Aim
Please quote every line word for word.

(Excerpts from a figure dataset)
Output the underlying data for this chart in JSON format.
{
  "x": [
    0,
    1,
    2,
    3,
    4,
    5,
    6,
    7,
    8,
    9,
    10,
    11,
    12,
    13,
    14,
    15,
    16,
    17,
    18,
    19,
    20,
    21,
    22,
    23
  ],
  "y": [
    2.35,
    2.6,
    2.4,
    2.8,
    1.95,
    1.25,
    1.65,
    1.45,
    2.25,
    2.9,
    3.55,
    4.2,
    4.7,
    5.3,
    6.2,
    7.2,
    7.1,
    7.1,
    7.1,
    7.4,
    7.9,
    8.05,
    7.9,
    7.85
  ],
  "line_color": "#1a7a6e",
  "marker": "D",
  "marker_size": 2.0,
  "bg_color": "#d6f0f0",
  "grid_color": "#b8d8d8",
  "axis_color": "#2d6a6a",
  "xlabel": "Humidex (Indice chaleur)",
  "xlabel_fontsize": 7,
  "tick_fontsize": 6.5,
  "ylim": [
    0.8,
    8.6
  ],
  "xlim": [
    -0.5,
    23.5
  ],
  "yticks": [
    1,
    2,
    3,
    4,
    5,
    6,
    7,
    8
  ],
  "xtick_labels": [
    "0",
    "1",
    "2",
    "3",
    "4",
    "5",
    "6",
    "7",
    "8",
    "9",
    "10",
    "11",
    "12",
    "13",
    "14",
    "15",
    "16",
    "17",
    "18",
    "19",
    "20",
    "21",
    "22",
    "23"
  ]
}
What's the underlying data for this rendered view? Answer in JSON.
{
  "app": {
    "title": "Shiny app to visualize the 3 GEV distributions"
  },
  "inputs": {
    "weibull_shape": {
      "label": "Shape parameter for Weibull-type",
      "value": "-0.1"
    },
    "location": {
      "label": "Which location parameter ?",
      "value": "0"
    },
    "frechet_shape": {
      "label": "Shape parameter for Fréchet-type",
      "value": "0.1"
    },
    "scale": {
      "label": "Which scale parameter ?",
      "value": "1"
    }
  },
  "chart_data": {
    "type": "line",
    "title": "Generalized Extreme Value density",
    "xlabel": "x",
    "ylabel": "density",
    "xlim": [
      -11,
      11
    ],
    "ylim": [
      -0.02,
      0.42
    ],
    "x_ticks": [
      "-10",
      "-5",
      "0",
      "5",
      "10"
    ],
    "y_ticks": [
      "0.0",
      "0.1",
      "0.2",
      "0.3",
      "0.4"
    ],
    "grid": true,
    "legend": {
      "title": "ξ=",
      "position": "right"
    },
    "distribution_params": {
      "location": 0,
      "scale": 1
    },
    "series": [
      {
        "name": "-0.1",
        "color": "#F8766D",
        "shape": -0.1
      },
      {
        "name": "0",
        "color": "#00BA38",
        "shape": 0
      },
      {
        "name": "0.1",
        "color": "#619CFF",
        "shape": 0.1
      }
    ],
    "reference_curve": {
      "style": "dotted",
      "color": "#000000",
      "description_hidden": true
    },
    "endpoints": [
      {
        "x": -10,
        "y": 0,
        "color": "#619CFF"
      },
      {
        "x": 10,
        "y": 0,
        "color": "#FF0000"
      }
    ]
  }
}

Exercise solution
Output the underlying data for this chart in JSON format.
{
  "x": [
    0,
    1,
    2,
    3,
    4,
    5,
    6,
    7,
    8,
    9,
    10,
    11,
    12,
    13,
    14,
    15,
    16,
    17,
    18,
    19,
    20,
    21,
    22,
    23
  ],
  "y": [
    2.35,
    2.6,
    2.4,
    2.8,
    1.95,
    1.25,
    1.65,
    1.45,
    2.25,
    2.9,
    3.55,
    4.2,
    4.7,
    5.3,
    6.2,
    7.2,
    7.1,
    7.1,
    7.1,
    7.4,
    7.9,
    8.05,
    7.9,
    7.85
  ],
  "line_color": "#1a7a6e",
  "marker": "D",
  "marker_size": 2.0,
  "bg_color": "#d6f0f0",
  "grid_color": "#b8d8d8",
  "axis_color": "#2d6a6a",
  "xlabel": "Humidex (Indice chaleur)",
  "xlabel_fontsize": 7,
  "tick_fontsize": 6.5,
  "ylim": [
    0.8,
    8.6
  ],
  "xlim": [
    -0.5,
    23.5
  ],
  "yticks": [
    1,
    2,
    3,
    4,
    5,
    6,
    7,
    8
  ],
  "xtick_labels": [
    "0",
    "1",
    "2",
    "3",
    "4",
    "5",
    "6",
    "7",
    "8",
    "9",
    "10",
    "11",
    "12",
    "13",
    "14",
    "15",
    "16",
    "17",
    "18",
    "19",
    "20",
    "21",
    "22",
    "23"
  ]
}
What's the underlying data for this rendered view? Answer in JSON.
{
  "app": {
    "title": "Shiny app to visualize the 3 GEV distributions"
  },
  "inputs": {
    "weibull_shape": {
      "label": "Shape parameter for Weibull-type",
      "value": "-0.1"
    },
    "location": {
      "label": "Which location parameter ?",
      "value": "0"
    },
    "frechet_shape": {
      "label": "Shape parameter for Fréchet-type",
      "value": "0.1"
    },
    "scale": {
      "label": "Which scale parameter ?",
      "value": "1"
    }
  },
  "chart_data": {
    "type": "line",
    "title": "Generalized Extreme Value density",
    "xlabel": "x",
    "ylabel": "density",
    "xlim": [
      -11,
      11
    ],
    "ylim": [
      -0.02,
      0.42
    ],
    "x_ticks": [
      "-10",
      "-5",
      "0",
      "5",
      "10"
    ],
    "y_ticks": [
      "0.0",
      "0.1",
      "0.2",
      "0.3",
      "0.4"
    ],
    "grid": true,
    "legend": {
      "title": "ξ=",
      "position": "right"
    },
    "distribution_params": {
      "location": 0,
      "scale": 1
    },
    "series": [
      {
        "name": "-0.1",
        "color": "#F8766D",
        "shape": -0.1
      },
      {
        "name": "0",
        "color": "#00BA38",
        "shape": 0
      },
      {
        "name": "0.1",
        "color": "#619CFF",
        "shape": 0.1
      }
    ],
    "reference_curve": {
      "style": "dotted",
      "color": "#000000",
      "description_hidden": true
    },
    "endpoints": [
      {
        "x": -10,
        "y": 0,
        "color": "#619CFF"
      },
      {
        "x": 10,
        "y": 0,
        "color": "#FF0000"
      }
    ]
  }
}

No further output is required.